Document segment =
▶

NOTICE OF EXTRAORDINARY GENERAL MEETING
AND EXPLANATORY STATEMENT

 

Date and Time of Meeting:

Thursday, 12 February 2026 at 11.00 am AEDT

 

Place of Meeting:

Level 3, 62 Lygon Street, Carlton VIC

3053

 

If Shareholders are unable to attend the Meeting in person they are encouraged to return the proxy form to the Company in accordance with the instructions thereon. Returning the proxy form will not preclude a Shareholder from attending and voting at the Meeting in.

 

This Notice of Extraordinary General Meeting and Explanatory Statement should be read in its entirety. If you are in doubt as to how to vote on any of the Resolutions, you should seek advice from your accountant, solicitor or other professional adviser without delay.

 

 

 

IMMURON LIMITED

ACN 063 114 045

 

12 January 2026

 

Notice of Extraordinary General Meeting

 

Notice is given that the Extraordinary general meeting of the shareholders of Immuron Limited ACN 063 114 045 (Company or Immuron) will be held at Level 3, 62 Lygon Street, Carlton, VIC 3053 on Thursday, 12 February 2026 at 11.00 am AEDT for the purpose of considering and if thought fit passing the resolutions as stated below.

◀

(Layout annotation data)

▶

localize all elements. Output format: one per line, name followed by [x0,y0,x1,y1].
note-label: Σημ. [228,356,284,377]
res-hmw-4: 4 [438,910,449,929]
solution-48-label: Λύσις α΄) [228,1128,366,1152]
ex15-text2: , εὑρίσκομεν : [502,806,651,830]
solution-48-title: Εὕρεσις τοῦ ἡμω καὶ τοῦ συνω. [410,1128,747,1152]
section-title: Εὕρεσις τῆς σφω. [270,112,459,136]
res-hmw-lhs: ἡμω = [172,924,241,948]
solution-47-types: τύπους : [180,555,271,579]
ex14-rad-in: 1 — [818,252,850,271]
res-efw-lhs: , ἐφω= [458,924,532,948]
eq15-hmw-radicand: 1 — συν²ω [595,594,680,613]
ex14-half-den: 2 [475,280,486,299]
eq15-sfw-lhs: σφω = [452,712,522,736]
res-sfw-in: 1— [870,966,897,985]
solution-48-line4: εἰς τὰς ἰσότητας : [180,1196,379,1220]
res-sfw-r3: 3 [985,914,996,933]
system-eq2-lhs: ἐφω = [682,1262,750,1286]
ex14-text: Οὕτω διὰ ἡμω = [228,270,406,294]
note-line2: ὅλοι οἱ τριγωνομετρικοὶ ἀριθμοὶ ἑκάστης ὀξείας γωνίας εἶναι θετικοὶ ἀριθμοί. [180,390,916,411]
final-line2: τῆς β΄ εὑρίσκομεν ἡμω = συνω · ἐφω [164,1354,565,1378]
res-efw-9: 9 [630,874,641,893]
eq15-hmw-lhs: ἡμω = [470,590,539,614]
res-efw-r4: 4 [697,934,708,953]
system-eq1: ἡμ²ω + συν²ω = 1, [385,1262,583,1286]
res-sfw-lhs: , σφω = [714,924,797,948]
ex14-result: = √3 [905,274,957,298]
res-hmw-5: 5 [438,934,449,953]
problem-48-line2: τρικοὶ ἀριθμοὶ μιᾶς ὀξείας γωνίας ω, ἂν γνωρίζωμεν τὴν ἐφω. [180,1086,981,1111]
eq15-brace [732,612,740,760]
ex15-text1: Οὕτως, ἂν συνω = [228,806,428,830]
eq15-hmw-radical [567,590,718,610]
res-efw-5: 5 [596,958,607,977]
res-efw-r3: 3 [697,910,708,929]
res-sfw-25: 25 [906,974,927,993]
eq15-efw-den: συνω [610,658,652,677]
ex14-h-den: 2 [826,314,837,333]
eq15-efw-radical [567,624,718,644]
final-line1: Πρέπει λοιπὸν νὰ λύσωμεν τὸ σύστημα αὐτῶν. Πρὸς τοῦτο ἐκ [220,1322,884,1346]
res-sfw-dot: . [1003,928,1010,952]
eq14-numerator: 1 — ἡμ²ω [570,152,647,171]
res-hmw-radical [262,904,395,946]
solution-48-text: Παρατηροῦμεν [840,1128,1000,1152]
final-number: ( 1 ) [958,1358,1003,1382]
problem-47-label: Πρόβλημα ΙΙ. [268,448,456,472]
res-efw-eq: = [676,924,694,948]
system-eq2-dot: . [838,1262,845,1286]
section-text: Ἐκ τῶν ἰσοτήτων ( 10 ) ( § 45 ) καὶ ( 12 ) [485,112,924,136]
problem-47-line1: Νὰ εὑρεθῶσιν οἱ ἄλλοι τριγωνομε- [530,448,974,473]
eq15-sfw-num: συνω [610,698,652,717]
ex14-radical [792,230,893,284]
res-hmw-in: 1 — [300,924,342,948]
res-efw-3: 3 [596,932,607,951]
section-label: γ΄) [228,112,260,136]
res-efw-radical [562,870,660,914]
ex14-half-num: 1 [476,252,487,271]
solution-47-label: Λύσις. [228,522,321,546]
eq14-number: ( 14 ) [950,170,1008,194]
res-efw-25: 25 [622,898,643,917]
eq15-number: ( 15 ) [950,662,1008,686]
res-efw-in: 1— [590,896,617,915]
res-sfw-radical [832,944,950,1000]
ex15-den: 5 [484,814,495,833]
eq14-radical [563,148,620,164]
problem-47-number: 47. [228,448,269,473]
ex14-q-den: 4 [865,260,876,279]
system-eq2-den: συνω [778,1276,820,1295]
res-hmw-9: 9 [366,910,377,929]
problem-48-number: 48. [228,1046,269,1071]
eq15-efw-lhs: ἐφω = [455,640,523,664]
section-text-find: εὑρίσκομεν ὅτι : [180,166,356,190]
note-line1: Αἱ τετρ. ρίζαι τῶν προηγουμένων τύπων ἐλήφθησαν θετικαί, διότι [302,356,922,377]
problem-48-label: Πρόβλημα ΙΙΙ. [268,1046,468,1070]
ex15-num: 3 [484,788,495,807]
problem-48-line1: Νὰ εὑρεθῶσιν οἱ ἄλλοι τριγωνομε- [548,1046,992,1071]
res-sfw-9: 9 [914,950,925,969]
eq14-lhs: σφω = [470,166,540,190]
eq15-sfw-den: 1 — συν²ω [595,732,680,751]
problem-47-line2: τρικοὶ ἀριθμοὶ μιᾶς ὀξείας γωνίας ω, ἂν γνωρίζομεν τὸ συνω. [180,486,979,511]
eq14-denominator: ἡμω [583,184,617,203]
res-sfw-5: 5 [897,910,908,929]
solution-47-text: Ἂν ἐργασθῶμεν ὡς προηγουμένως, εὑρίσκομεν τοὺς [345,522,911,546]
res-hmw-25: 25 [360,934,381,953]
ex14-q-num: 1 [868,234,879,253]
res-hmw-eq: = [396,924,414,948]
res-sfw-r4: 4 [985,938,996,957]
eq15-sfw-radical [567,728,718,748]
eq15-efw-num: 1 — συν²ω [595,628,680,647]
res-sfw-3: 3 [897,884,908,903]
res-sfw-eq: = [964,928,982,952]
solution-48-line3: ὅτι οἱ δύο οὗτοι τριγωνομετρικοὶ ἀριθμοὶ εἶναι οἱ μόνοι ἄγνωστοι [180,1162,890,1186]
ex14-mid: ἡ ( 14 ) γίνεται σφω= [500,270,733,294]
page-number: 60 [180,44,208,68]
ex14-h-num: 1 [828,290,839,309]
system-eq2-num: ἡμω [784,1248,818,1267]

◀

Instruction 1 = In the meeting notice, where will the Extraordinary General Meeting be held?
Instruction 2 = Carry the meeting notice forward from the point where its text stops.

Result 1 = Level 3, 62 Lygon Street, Carlton VIC 3053

Result 2 =
 

Please note that additional information concerning the proposed resolutions is contained in the Explanatory Statement that accompanies and forms part of this Notice of Extraordinary General Meeting. Voting Exclusions to some the following resolutions appear below and are deemed to form part of this Notice.

 

Business of the Meeting

 

Resolution 1: Ratification of prior issue of shares – Listing Rule 7.1

 

To consider and, if thought fit, pass the following resolution as an ordinary resolution:

 

“That, for the purposes of Listing Rule 7.4 and for all other purposes, Shareholders ratify the issue of 28,278,923 Shares on the terms and conditions set out in the Explanatory Statement.”

 

A voting exclusion statement in respect of this Resolution is set out below.

 

Resolution 2: Ratification of prior issue of shares – Listing Rule 7.1A

 

To consider and, if thought fit, pass the following resolution as an ordinary resolution:

 

“That, for the purposes of Listing Rule 7.4 and for all other purposes, Shareholders ratify the issue of 26,821,997 Shares on the terms and conditions set out in the Explanatory Statement.”

 

A voting exclusion statement in respect of this Resolution is set out below.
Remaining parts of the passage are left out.